Supplied data:
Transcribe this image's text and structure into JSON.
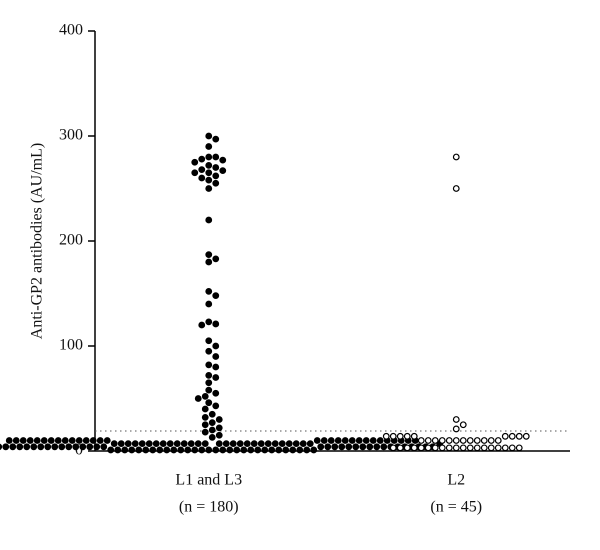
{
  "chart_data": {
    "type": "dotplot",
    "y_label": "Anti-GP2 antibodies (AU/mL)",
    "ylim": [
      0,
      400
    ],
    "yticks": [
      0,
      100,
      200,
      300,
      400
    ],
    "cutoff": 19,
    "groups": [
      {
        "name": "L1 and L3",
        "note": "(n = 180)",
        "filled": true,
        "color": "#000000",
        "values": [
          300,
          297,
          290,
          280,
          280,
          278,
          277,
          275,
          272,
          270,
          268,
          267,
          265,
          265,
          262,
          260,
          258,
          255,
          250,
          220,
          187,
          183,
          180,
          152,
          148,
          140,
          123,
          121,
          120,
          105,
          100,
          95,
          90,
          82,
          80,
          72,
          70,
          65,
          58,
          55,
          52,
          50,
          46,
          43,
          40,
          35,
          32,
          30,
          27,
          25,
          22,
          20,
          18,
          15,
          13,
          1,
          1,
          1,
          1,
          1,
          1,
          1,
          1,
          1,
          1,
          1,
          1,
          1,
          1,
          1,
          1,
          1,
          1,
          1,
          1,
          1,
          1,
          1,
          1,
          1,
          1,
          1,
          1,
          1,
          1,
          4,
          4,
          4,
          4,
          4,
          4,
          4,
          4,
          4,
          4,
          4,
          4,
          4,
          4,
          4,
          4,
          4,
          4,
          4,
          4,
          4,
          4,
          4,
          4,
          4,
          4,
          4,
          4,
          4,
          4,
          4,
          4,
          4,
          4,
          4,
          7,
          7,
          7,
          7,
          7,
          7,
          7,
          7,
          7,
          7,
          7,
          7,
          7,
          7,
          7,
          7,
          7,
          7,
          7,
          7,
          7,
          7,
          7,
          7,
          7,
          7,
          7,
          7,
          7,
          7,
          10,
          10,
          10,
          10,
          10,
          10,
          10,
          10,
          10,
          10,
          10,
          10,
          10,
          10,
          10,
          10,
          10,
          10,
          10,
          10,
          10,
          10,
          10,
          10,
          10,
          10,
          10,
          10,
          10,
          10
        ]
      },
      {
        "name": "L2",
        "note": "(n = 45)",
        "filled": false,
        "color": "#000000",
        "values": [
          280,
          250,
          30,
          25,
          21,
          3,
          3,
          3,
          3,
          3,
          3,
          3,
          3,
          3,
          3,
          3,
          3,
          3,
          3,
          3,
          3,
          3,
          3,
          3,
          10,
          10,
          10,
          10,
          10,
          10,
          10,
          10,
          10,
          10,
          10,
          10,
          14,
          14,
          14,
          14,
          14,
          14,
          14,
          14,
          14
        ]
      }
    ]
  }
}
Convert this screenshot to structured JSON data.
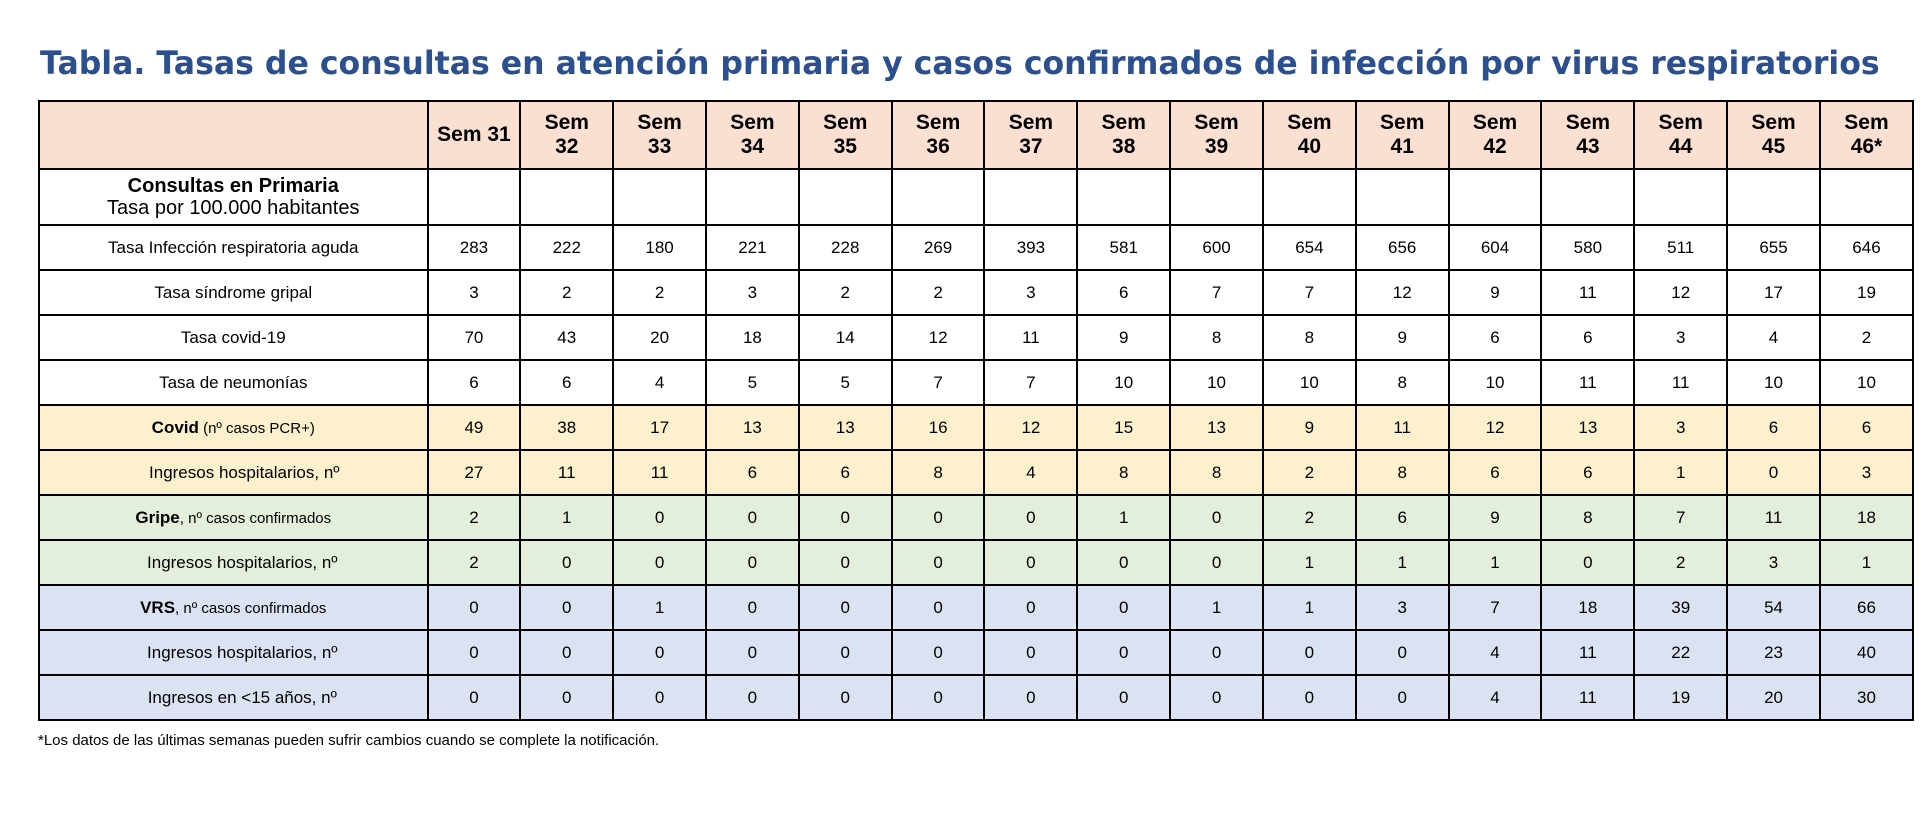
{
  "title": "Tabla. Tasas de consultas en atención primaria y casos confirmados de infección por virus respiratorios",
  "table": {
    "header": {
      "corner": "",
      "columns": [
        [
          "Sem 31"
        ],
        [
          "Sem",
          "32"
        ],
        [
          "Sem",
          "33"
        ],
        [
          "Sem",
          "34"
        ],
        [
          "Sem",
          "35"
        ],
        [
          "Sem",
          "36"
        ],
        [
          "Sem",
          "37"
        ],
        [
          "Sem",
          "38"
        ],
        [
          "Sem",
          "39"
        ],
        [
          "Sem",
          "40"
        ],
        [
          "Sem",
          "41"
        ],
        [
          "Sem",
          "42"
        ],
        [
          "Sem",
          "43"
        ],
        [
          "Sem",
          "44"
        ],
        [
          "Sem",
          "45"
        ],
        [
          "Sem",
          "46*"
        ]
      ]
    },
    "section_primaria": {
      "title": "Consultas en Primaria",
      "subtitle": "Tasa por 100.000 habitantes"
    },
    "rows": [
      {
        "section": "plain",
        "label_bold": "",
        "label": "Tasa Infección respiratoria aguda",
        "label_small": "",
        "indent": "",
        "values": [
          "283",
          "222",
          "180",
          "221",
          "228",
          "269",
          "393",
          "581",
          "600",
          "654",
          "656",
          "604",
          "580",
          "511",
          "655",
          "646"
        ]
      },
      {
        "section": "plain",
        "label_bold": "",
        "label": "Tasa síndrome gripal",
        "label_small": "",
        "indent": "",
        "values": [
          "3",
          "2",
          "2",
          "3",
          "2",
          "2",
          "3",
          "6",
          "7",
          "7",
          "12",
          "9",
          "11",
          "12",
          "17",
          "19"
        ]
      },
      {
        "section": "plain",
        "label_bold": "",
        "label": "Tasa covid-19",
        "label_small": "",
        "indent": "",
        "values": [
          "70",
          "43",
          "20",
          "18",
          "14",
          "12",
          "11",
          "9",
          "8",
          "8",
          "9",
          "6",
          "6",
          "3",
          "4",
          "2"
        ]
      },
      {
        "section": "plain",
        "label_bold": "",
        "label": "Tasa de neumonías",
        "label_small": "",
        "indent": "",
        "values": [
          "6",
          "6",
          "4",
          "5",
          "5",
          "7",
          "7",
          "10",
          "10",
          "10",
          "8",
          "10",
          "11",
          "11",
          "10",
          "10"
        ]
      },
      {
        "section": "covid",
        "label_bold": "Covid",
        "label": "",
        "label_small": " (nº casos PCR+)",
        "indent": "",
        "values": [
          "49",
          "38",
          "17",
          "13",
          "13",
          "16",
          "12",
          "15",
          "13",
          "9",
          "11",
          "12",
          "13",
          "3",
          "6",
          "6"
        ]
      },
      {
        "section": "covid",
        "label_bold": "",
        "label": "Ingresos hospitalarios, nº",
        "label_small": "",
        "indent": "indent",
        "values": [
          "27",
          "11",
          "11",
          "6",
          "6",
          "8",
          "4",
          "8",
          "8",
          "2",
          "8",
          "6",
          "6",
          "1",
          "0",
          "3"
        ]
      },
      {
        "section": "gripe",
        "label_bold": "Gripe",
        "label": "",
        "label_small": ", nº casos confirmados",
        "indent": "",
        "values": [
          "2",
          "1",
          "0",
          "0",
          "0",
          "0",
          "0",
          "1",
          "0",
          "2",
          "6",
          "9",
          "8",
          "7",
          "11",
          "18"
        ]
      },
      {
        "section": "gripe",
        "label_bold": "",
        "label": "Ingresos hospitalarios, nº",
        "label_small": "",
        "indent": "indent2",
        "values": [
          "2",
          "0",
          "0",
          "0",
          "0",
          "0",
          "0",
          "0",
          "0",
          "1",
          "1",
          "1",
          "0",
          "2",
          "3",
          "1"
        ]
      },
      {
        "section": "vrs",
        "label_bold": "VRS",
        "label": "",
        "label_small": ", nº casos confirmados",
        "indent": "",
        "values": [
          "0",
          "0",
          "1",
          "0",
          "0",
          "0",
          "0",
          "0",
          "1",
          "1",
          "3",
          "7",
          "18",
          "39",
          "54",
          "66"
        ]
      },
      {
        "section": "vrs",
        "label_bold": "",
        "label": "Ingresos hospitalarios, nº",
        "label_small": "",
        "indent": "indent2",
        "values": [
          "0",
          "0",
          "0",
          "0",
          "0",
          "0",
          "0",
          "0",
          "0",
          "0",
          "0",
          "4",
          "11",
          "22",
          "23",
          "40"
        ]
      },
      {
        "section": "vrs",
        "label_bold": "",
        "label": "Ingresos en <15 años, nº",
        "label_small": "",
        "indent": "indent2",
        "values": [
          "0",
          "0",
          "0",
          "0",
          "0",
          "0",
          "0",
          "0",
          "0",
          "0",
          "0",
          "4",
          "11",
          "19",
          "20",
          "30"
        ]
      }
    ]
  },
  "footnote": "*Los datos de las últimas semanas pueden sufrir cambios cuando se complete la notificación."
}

Assigned task: Only the pictures are to be omitted; restate everything else above exactly.

Your solution:
Transcribe this image's text and structure into JSON.
{
  "chart_data": {
    "type": "dotplot",
    "y_label": "Anti-GP2 antibodies (AU/mL)",
    "ylim": [
      0,
      400
    ],
    "yticks": [
      0,
      100,
      200,
      300,
      400
    ],
    "cutoff": 19,
    "groups": [
      {
        "name": "L1 and L3",
        "note": "(n = 180)",
        "filled": true,
        "color": "#000000",
        "values": [
          300,
          297,
          290,
          280,
          280,
          278,
          277,
          275,
          272,
          270,
          268,
          267,
          265,
          265,
          262,
          260,
          258,
          255,
          250,
          220,
          187,
          183,
          180,
          152,
          148,
          140,
          123,
          121,
          120,
          105,
          100,
          95,
          90,
          82,
          80,
          72,
          70,
          65,
          58,
          55,
          52,
          50,
          46,
          43,
          40,
          35,
          32,
          30,
          27,
          25,
          22,
          20,
          18,
          15,
          13,
          1,
          1,
          1,
          1,
          1,
          1,
          1,
          1,
          1,
          1,
          1,
          1,
          1,
          1,
          1,
          1,
          1,
          1,
          1,
          1,
          1,
          1,
          1,
          1,
          1,
          1,
          1,
          1,
          1,
          1,
          4,
          4,
          4,
          4,
          4,
          4,
          4,
          4,
          4,
          4,
          4,
          4,
          4,
          4,
          4,
          4,
          4,
          4,
          4,
          4,
          4,
          4,
          4,
          4,
          4,
          4,
          4,
          4,
          4,
          4,
          4,
          4,
          4,
          4,
          4,
          7,
          7,
          7,
          7,
          7,
          7,
          7,
          7,
          7,
          7,
          7,
          7,
          7,
          7,
          7,
          7,
          7,
          7,
          7,
          7,
          7,
          7,
          7,
          7,
          7,
          7,
          7,
          7,
          7,
          7,
          10,
          10,
          10,
          10,
          10,
          10,
          10,
          10,
          10,
          10,
          10,
          10,
          10,
          10,
          10,
          10,
          10,
          10,
          10,
          10,
          10,
          10,
          10,
          10,
          10,
          10,
          10,
          10,
          10,
          10
        ]
      },
      {
        "name": "L2",
        "note": "(n = 45)",
        "filled": false,
        "color": "#000000",
        "values": [
          280,
          250,
          30,
          25,
          21,
          3,
          3,
          3,
          3,
          3,
          3,
          3,
          3,
          3,
          3,
          3,
          3,
          3,
          3,
          3,
          3,
          3,
          3,
          3,
          10,
          10,
          10,
          10,
          10,
          10,
          10,
          10,
          10,
          10,
          10,
          10,
          14,
          14,
          14,
          14,
          14,
          14,
          14,
          14,
          14
        ]
      }
    ]
  }
}
Convert this screenshot to structured JSON data.
{
  "title": "Tabla. Tasas de consultas en atención primaria y casos confirmados de infección por virus respiratorios",
  "table": {
    "header": {
      "corner": "",
      "columns": [
        [
          "Sem 31"
        ],
        [
          "Sem",
          "32"
        ],
        [
          "Sem",
          "33"
        ],
        [
          "Sem",
          "34"
        ],
        [
          "Sem",
          "35"
        ],
        [
          "Sem",
          "36"
        ],
        [
          "Sem",
          "37"
        ],
        [
          "Sem",
          "38"
        ],
        [
          "Sem",
          "39"
        ],
        [
          "Sem",
          "40"
        ],
        [
          "Sem",
          "41"
        ],
        [
          "Sem",
          "42"
        ],
        [
          "Sem",
          "43"
        ],
        [
          "Sem",
          "44"
        ],
        [
          "Sem",
          "45"
        ],
        [
          "Sem",
          "46*"
        ]
      ]
    },
    "section_primaria": {
      "title": "Consultas en Primaria",
      "subtitle": "Tasa por 100.000 habitantes"
    },
    "rows": [
      {
        "section": "plain",
        "label_bold": "",
        "label": "Tasa Infección respiratoria aguda",
        "label_small": "",
        "indent": "",
        "values": [
          "283",
          "222",
          "180",
          "221",
          "228",
          "269",
          "393",
          "581",
          "600",
          "654",
          "656",
          "604",
          "580",
          "511",
          "655",
          "646"
        ]
      },
      {
        "section": "plain",
        "label_bold": "",
        "label": "Tasa síndrome gripal",
        "label_small": "",
        "indent": "",
        "values": [
          "3",
          "2",
          "2",
          "3",
          "2",
          "2",
          "3",
          "6",
          "7",
          "7",
          "12",
          "9",
          "11",
          "12",
          "17",
          "19"
        ]
      },
      {
        "section": "plain",
        "label_bold": "",
        "label": "Tasa covid-19",
        "label_small": "",
        "indent": "",
        "values": [
          "70",
          "43",
          "20",
          "18",
          "14",
          "12",
          "11",
          "9",
          "8",
          "8",
          "9",
          "6",
          "6",
          "3",
          "4",
          "2"
        ]
      },
      {
        "section": "plain",
        "label_bold": "",
        "label": "Tasa de neumonías",
        "label_small": "",
        "indent": "",
        "values": [
          "6",
          "6",
          "4",
          "5",
          "5",
          "7",
          "7",
          "10",
          "10",
          "10",
          "8",
          "10",
          "11",
          "11",
          "10",
          "10"
        ]
      },
      {
        "section": "covid",
        "label_bold": "Covid",
        "label": "",
        "label_small": " (nº casos PCR+)",
        "indent": "",
        "values": [
          "49",
          "38",
          "17",
          "13",
          "13",
          "16",
          "12",
          "15",
          "13",
          "9",
          "11",
          "12",
          "13",
          "3",
          "6",
          "6"
        ]
      },
      {
        "section": "covid",
        "label_bold": "",
        "label": "Ingresos hospitalarios, nº",
        "label_small": "",
        "indent": "indent",
        "values": [
          "27",
          "11",
          "11",
          "6",
          "6",
          "8",
          "4",
          "8",
          "8",
          "2",
          "8",
          "6",
          "6",
          "1",
          "0",
          "3"
        ]
      },
      {
        "section": "gripe",
        "label_bold": "Gripe",
        "label": "",
        "label_small": ", nº casos confirmados",
        "indent": "",
        "values": [
          "2",
          "1",
          "0",
          "0",
          "0",
          "0",
          "0",
          "1",
          "0",
          "2",
          "6",
          "9",
          "8",
          "7",
          "11",
          "18"
        ]
      },
      {
        "section": "gripe",
        "label_bold": "",
        "label": "Ingresos hospitalarios, nº",
        "label_small": "",
        "indent": "indent2",
        "values": [
          "2",
          "0",
          "0",
          "0",
          "0",
          "0",
          "0",
          "0",
          "0",
          "1",
          "1",
          "1",
          "0",
          "2",
          "3",
          "1"
        ]
      },
      {
        "section": "vrs",
        "label_bold": "VRS",
        "label": "",
        "label_small": ", nº casos confirmados",
        "indent": "",
        "values": [
          "0",
          "0",
          "1",
          "0",
          "0",
          "0",
          "0",
          "0",
          "1",
          "1",
          "3",
          "7",
          "18",
          "39",
          "54",
          "66"
        ]
      },
      {
        "section": "vrs",
        "label_bold": "",
        "label": "Ingresos hospitalarios, nº",
        "label_small": "",
        "indent": "indent2",
        "values": [
          "0",
          "0",
          "0",
          "0",
          "0",
          "0",
          "0",
          "0",
          "0",
          "0",
          "0",
          "4",
          "11",
          "22",
          "23",
          "40"
        ]
      },
      {
        "section": "vrs",
        "label_bold": "",
        "label": "Ingresos en <15 años, nº",
        "label_small": "",
        "indent": "indent2",
        "values": [
          "0",
          "0",
          "0",
          "0",
          "0",
          "0",
          "0",
          "0",
          "0",
          "0",
          "0",
          "4",
          "11",
          "19",
          "20",
          "30"
        ]
      }
    ]
  },
  "footnote": "*Los datos de las últimas semanas pueden sufrir cambios cuando se complete la notificación."
}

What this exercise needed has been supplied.